Problem to solve:
Search the records that follow and extract every line containing the string "Output".

Material supplied:
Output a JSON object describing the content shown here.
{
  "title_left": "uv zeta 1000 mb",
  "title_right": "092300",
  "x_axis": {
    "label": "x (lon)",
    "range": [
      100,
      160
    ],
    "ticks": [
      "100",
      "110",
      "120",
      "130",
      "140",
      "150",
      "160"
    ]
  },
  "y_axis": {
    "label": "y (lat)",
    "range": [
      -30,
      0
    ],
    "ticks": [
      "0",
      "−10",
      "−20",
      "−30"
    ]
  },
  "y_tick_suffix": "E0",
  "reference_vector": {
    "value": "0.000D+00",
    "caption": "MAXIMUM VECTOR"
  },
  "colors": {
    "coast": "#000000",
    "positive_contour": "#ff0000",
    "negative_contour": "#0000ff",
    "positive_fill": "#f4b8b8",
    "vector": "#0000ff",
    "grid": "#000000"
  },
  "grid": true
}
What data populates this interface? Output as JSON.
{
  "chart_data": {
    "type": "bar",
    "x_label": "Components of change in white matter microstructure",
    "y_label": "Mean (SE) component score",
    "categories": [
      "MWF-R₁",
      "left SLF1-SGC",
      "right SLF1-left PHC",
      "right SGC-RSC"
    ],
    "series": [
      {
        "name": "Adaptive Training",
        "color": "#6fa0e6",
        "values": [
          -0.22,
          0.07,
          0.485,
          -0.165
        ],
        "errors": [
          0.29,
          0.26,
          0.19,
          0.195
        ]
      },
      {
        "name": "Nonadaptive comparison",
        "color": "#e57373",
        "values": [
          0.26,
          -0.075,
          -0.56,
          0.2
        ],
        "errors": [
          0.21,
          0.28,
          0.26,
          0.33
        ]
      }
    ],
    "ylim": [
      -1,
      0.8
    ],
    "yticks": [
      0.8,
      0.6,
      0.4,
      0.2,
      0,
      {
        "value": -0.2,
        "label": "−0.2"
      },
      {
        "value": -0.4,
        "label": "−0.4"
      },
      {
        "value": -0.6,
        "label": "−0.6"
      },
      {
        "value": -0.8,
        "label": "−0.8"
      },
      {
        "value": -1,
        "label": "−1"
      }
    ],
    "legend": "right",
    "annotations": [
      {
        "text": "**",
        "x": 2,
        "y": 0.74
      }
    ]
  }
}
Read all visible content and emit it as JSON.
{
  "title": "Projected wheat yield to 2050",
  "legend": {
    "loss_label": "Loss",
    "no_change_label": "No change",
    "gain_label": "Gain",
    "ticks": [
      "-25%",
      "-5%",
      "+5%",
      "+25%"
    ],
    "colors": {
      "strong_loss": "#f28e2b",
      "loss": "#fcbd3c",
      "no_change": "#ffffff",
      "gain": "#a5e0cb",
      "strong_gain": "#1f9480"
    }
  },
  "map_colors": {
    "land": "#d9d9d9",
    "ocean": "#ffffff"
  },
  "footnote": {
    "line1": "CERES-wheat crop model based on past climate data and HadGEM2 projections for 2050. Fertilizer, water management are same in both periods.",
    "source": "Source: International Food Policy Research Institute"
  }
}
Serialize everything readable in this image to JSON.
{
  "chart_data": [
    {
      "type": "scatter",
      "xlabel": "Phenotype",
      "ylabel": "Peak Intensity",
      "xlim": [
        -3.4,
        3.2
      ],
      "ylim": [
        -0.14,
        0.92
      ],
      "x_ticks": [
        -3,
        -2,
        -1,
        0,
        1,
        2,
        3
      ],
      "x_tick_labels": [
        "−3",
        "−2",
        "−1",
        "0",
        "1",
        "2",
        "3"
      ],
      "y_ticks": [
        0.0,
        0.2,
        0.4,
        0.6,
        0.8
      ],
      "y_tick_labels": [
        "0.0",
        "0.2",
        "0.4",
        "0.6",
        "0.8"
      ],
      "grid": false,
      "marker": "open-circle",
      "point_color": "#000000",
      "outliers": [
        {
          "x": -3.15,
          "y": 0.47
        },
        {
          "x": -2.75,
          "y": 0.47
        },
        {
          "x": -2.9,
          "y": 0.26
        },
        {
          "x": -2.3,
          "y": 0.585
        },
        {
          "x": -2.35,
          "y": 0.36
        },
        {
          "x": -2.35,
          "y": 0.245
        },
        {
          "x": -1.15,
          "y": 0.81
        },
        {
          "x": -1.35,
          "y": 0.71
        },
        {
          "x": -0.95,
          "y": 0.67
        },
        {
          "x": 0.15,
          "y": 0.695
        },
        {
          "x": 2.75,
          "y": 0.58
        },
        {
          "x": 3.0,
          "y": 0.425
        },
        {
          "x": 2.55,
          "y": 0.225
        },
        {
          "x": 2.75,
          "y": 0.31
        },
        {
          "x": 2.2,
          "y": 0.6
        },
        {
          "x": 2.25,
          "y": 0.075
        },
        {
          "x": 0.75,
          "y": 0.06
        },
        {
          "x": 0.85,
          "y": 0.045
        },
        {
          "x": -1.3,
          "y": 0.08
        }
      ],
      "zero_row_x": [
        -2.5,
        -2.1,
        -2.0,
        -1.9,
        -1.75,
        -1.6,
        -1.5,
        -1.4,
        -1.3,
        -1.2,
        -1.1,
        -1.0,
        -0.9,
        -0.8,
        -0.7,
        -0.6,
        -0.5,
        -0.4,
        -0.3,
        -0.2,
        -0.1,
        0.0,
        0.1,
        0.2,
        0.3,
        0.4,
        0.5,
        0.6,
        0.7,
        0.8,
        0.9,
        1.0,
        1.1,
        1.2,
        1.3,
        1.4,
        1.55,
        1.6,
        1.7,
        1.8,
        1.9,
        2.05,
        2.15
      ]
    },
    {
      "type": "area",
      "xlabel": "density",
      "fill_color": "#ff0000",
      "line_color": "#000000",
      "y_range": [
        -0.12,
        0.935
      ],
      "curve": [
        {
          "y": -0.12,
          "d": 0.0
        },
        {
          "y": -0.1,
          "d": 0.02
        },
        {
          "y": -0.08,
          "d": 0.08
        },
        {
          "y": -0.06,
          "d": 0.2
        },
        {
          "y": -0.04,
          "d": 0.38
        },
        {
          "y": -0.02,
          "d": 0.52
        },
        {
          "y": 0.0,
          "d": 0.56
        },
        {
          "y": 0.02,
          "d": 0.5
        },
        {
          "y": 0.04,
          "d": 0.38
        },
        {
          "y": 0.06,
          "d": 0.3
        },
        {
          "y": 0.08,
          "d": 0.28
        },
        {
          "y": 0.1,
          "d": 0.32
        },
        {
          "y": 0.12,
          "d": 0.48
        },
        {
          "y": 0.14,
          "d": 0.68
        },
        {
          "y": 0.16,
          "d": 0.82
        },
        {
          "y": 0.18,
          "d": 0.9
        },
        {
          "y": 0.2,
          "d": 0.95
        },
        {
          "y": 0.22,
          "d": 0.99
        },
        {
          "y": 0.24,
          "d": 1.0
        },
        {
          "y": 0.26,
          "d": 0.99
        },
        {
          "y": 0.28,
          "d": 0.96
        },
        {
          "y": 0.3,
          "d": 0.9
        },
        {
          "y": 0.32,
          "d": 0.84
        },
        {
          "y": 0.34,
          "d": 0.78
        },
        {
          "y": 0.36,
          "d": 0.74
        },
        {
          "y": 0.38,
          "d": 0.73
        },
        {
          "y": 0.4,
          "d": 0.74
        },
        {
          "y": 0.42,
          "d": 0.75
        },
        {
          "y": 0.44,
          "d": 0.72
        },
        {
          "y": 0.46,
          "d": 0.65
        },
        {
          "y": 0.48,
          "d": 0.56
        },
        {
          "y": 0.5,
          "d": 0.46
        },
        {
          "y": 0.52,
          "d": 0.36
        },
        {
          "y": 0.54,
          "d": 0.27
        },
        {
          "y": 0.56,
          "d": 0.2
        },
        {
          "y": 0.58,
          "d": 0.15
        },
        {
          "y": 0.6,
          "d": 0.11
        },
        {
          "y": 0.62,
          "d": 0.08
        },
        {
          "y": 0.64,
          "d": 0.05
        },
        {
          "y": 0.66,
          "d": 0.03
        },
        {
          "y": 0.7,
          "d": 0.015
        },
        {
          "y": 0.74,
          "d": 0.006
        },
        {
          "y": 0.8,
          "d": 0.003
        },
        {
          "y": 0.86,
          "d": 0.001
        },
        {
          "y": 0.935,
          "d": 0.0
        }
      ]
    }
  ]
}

Finished exercise:
Output a JSON object describing the content shown here.
What data populates this interface? Output as JSON.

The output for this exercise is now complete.